**Set problem:** Present the stretch from the first line through the line containing "data-point — [1516, 1039, 1545, 1068]" as a Markdown table with two columns, No. and Line, numbering each row and omitting any blank lines.

----- Source material

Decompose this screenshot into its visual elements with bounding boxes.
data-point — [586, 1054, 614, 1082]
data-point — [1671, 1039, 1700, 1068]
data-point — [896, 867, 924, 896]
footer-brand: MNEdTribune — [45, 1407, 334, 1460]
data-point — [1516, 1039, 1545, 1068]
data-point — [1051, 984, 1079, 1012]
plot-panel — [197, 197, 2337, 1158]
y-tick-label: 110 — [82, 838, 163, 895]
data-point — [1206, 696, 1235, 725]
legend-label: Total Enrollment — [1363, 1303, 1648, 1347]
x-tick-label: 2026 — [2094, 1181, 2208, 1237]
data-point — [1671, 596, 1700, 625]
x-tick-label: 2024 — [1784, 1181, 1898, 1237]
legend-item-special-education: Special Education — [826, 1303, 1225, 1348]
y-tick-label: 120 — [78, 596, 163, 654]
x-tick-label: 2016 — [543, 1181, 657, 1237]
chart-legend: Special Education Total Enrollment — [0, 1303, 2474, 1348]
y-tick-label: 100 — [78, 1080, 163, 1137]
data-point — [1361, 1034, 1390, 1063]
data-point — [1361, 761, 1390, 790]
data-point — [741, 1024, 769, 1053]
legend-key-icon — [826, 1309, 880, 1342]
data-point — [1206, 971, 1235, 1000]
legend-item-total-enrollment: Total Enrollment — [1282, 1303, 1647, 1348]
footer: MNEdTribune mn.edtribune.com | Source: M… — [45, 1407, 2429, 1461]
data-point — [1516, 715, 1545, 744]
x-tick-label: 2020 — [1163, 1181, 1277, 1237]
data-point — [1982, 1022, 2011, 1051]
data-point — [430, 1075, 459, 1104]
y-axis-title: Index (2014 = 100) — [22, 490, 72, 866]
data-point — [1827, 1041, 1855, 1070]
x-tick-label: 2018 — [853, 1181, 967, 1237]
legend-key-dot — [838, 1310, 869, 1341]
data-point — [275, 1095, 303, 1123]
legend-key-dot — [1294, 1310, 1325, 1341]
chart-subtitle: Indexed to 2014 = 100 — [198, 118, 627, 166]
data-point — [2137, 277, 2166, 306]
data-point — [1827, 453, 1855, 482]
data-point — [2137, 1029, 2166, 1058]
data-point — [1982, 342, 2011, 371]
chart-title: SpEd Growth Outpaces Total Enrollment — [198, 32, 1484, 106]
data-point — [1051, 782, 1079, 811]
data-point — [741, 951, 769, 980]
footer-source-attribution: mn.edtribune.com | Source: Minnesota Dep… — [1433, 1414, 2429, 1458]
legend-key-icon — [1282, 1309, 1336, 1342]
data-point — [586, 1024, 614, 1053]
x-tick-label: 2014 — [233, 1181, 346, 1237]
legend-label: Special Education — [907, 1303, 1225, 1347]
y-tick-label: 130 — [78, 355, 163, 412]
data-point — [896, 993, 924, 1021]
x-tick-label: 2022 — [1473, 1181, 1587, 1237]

----------

**Task solution:**
| No. | Line |
|---|---|
| 1 | Decompose this screenshot into its visual elements with bounding boxes. |
| 2 | data-point — [586, 1054, 614, 1082] |
| 3 | data-point — [1671, 1039, 1700, 1068] |
| 4 | data-point — [896, 867, 924, 896] |
| 5 | footer-brand: MNEdTribune — [45, 1407, 334, 1460] |
| 6 | data-point — [1516, 1039, 1545, 1068] |